Reproduce all of the data exactly.

start EXCERPTED DATA

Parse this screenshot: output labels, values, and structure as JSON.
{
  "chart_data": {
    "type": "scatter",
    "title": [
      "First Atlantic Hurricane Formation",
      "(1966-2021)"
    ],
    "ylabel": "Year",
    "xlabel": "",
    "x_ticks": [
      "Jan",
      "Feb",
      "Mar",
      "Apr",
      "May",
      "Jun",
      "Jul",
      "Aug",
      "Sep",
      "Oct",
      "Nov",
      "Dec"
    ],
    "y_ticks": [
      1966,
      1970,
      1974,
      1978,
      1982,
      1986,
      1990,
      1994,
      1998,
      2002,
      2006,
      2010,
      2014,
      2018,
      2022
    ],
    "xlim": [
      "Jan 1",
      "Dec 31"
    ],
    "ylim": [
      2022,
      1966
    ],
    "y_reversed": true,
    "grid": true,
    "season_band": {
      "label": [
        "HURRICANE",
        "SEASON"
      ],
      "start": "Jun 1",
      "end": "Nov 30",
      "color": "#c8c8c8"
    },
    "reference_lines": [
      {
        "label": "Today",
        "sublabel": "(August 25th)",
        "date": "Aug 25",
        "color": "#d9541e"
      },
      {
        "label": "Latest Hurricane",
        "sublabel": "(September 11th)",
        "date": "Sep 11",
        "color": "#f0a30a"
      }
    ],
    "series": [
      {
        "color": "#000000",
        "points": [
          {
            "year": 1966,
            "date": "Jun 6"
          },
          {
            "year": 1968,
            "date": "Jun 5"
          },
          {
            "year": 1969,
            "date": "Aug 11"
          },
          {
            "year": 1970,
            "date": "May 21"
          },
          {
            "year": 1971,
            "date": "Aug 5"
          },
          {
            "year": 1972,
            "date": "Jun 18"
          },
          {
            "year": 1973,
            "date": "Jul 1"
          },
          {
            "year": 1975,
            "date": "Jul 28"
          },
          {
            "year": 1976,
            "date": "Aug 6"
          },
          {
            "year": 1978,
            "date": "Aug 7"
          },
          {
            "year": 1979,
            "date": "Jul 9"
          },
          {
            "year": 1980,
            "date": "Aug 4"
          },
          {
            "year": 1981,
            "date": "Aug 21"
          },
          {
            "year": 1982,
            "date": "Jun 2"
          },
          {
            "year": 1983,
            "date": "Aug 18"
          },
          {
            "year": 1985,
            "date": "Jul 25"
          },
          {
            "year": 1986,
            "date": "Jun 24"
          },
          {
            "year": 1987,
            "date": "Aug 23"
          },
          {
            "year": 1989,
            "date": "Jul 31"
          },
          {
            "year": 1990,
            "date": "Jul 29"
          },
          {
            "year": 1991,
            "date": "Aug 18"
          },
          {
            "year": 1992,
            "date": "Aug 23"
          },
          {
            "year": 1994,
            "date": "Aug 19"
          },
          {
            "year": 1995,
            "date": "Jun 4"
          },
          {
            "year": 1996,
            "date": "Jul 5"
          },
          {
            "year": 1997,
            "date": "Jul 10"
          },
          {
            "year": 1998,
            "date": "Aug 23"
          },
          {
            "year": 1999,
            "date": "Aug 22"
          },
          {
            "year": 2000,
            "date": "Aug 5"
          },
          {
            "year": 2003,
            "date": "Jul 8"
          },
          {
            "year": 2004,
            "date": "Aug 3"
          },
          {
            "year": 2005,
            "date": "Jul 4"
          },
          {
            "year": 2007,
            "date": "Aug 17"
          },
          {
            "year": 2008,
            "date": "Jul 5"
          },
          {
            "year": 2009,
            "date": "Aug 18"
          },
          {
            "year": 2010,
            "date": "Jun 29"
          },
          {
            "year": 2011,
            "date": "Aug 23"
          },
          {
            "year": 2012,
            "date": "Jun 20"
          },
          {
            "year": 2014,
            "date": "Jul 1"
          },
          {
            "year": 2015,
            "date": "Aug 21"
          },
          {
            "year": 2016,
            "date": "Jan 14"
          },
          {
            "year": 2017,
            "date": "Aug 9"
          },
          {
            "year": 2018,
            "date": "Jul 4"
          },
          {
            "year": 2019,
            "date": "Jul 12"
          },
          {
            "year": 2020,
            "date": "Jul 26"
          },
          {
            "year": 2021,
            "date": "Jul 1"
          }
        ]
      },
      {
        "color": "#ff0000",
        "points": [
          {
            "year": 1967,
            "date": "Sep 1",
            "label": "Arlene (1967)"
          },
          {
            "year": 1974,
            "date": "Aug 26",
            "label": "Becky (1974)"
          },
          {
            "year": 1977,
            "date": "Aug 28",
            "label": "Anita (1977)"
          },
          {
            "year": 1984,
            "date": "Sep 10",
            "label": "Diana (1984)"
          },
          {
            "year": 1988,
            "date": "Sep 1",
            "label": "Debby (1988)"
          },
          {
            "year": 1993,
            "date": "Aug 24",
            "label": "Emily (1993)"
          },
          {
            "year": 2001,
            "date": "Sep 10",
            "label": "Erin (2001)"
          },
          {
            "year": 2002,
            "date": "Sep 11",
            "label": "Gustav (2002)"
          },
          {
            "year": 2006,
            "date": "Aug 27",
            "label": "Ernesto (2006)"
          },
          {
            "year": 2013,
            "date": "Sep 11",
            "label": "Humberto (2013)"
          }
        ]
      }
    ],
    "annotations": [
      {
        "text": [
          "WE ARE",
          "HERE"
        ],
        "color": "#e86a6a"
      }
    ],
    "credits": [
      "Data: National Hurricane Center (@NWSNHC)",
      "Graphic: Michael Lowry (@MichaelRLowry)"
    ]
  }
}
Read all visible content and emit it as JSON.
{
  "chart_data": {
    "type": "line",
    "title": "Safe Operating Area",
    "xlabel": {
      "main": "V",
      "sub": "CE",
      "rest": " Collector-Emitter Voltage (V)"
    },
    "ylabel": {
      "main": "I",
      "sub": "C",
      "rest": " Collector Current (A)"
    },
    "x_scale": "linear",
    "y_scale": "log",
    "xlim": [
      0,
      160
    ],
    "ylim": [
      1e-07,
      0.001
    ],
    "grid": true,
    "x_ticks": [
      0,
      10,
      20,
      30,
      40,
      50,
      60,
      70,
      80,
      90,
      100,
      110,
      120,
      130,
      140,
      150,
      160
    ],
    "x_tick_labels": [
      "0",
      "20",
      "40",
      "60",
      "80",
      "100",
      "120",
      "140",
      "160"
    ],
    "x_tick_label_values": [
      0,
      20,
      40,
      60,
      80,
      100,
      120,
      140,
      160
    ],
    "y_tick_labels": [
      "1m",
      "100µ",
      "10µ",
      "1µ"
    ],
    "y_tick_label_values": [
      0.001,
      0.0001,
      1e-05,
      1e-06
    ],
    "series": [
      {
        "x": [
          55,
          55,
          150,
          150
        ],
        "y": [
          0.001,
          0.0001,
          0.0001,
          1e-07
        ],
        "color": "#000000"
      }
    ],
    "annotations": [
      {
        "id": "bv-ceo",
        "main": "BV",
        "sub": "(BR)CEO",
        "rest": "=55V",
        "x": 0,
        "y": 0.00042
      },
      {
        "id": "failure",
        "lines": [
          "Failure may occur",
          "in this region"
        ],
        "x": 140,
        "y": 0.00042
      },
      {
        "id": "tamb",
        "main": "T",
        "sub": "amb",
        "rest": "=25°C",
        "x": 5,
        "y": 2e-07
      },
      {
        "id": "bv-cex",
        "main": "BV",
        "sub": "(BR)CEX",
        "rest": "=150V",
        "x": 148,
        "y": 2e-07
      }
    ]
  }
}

end EXCERPTED DATA

### OUTPUT FOR THIS TASK
Parse this screenshot: output labels, values, and structure as JSON.
{
  "chart_data": {
    "type": "scatter",
    "title": [
      "First Atlantic Hurricane Formation",
      "(1966-2021)"
    ],
    "ylabel": "Year",
    "xlabel": "",
    "x_ticks": [
      "Jan",
      "Feb",
      "Mar",
      "Apr",
      "May",
      "Jun",
      "Jul",
      "Aug",
      "Sep",
      "Oct",
      "Nov",
      "Dec"
    ],
    "y_ticks": [
      1966,
      1970,
      1974,
      1978,
      1982,
      1986,
      1990,
      1994,
      1998,
      2002,
      2006,
      2010,
      2014,
      2018,
      2022
    ],
    "xlim": [
      "Jan 1",
      "Dec 31"
    ],
    "ylim": [
      2022,
      1966
    ],
    "y_reversed": true,
    "grid": true,
    "season_band": {
      "label": [
        "HURRICANE",
        "SEASON"
      ],
      "start": "Jun 1",
      "end": "Nov 30",
      "color": "#c8c8c8"
    },
    "reference_lines": [
      {
        "label": "Today",
        "sublabel": "(August 25th)",
        "date": "Aug 25",
        "color": "#d9541e"
      },
      {
        "label": "Latest Hurricane",
        "sublabel": "(September 11th)",
        "date": "Sep 11",
        "color": "#f0a30a"
      }
    ],
    "series": [
      {
        "color": "#000000",
        "points": [
          {
            "year": 1966,
            "date": "Jun 6"
          },
          {
            "year": 1968,
            "date": "Jun 5"
          },
          {
            "year": 1969,
            "date": "Aug 11"
          },
          {
            "year": 1970,
            "date": "May 21"
          },
          {
            "year": 1971,
            "date": "Aug 5"
          },
          {
            "year": 1972,
            "date": "Jun 18"
          },
          {
            "year": 1973,
            "date": "Jul 1"
          },
          {
            "year": 1975,
            "date": "Jul 28"
          },
          {
            "year": 1976,
            "date": "Aug 6"
          },
          {
            "year": 1978,
            "date": "Aug 7"
          },
          {
            "year": 1979,
            "date": "Jul 9"
          },
          {
            "year": 1980,
            "date": "Aug 4"
          },
          {
            "year": 1981,
            "date": "Aug 21"
          },
          {
            "year": 1982,
            "date": "Jun 2"
          },
          {
            "year": 1983,
            "date": "Aug 18"
          },
          {
            "year": 1985,
            "date": "Jul 25"
          },
          {
            "year": 1986,
            "date": "Jun 24"
          },
          {
            "year": 1987,
            "date": "Aug 23"
          },
          {
            "year": 1989,
            "date": "Jul 31"
          },
          {
            "year": 1990,
            "date": "Jul 29"
          },
          {
            "year": 1991,
            "date": "Aug 18"
          },
          {
            "year": 1992,
            "date": "Aug 23"
          },
          {
            "year": 1994,
            "date": "Aug 19"
          },
          {
            "year": 1995,
            "date": "Jun 4"
          },
          {
            "year": 1996,
            "date": "Jul 5"
          },
          {
            "year": 1997,
            "date": "Jul 10"
          },
          {
            "year": 1998,
            "date": "Aug 23"
          },
          {
            "year": 1999,
            "date": "Aug 22"
          },
          {
            "year": 2000,
            "date": "Aug 5"
          },
          {
            "year": 2003,
            "date": "Jul 8"
          },
          {
            "year": 2004,
            "date": "Aug 3"
          },
          {
            "year": 2005,
            "date": "Jul 4"
          },
          {
            "year": 2007,
            "date": "Aug 17"
          },
          {
            "year": 2008,
            "date": "Jul 5"
          },
          {
            "year": 2009,
            "date": "Aug 18"
          },
          {
            "year": 2010,
            "date": "Jun 29"
          },
          {
            "year": 2011,
            "date": "Aug 23"
          },
          {
            "year": 2012,
            "date": "Jun 20"
          },
          {
            "year": 2014,
            "date": "Jul 1"
          },
          {
            "year": 2015,
            "date": "Aug 21"
          },
          {
            "year": 2016,
            "date": "Jan 14"
          },
          {
            "year": 2017,
            "date": "Aug 9"
          },
          {
            "year": 2018,
            "date": "Jul 4"
          },
          {
            "year": 2019,
            "date": "Jul 12"
          },
          {
            "year": 2020,
            "date": "Jul 26"
          },
          {
            "year": 2021,
            "date": "Jul 1"
          }
        ]
      },
      {
        "color": "#ff0000",
        "points": [
          {
            "year": 1967,
            "date": "Sep 1",
            "label": "Arlene (1967)"
          },
          {
            "year": 1974,
            "date": "Aug 26",
            "label": "Becky (1974)"
          },
          {
            "year": 1977,
            "date": "Aug 28",
            "label": "Anita (1977)"
          },
          {
            "year": 1984,
            "date": "Sep 10",
            "label": "Diana (1984)"
          },
          {
            "year": 1988,
            "date": "Sep 1",
            "label": "Debby (1988)"
          },
          {
            "year": 1993,
            "date": "Aug 24",
            "label": "Emily (1993)"
          },
          {
            "year": 2001,
            "date": "Sep 10",
            "label": "Erin (2001)"
          },
          {
            "year": 2002,
            "date": "Sep 11",
            "label": "Gustav (2002)"
          },
          {
            "year": 2006,
            "date": "Aug 27",
            "label": "Ernesto (2006)"
          },
          {
            "year": 2013,
            "date": "Sep 11",
            "label": "Humberto (2013)"
          }
        ]
      }
    ],
    "annotations": [
      {
        "text": [
          "WE ARE",
          "HERE"
        ],
        "color": "#e86a6a"
      }
    ],
    "credits": [
      "Data: National Hurricane Center (@NWSNHC)",
      "Graphic: Michael Lowry (@MichaelRLowry)"
    ]
  }
}
Read all visible content and emit it as JSON.
{
  "chart_data": {
    "type": "line",
    "title": "Safe Operating Area",
    "xlabel": {
      "main": "V",
      "sub": "CE",
      "rest": " Collector-Emitter Voltage (V)"
    },
    "ylabel": {
      "main": "I",
      "sub": "C",
      "rest": " Collector Current (A)"
    },
    "x_scale": "linear",
    "y_scale": "log",
    "xlim": [
      0,
      160
    ],
    "ylim": [
      1e-07,
      0.001
    ],
    "grid": true,
    "x_ticks": [
      0,
      10,
      20,
      30,
      40,
      50,
      60,
      70,
      80,
      90,
      100,
      110,
      120,
      130,
      140,
      150,
      160
    ],
    "x_tick_labels": [
      "0",
      "20",
      "40",
      "60",
      "80",
      "100",
      "120",
      "140",
      "160"
    ],
    "x_tick_label_values": [
      0,
      20,
      40,
      60,
      80,
      100,
      120,
      140,
      160
    ],
    "y_tick_labels": [
      "1m",
      "100µ",
      "10µ",
      "1µ"
    ],
    "y_tick_label_values": [
      0.001,
      0.0001,
      1e-05,
      1e-06
    ],
    "series": [
      {
        "x": [
          55,
          55,
          150,
          150
        ],
        "y": [
          0.001,
          0.0001,
          0.0001,
          1e-07
        ],
        "color": "#000000"
      }
    ],
    "annotations": [
      {
        "id": "bv-ceo",
        "main": "BV",
        "sub": "(BR)CEO",
        "rest": "=55V",
        "x": 0,
        "y": 0.00042
      },
      {
        "id": "failure",
        "lines": [
          "Failure may occur",
          "in this region"
        ],
        "x": 140,
        "y": 0.00042
      },
      {
        "id": "tamb",
        "main": "T",
        "sub": "amb",
        "rest": "=25°C",
        "x": 5,
        "y": 2e-07
      },
      {
        "id": "bv-cex",
        "main": "BV",
        "sub": "(BR)CEX",
        "rest": "=150V",
        "x": 148,
        "y": 2e-07
      }
    ]
  }
}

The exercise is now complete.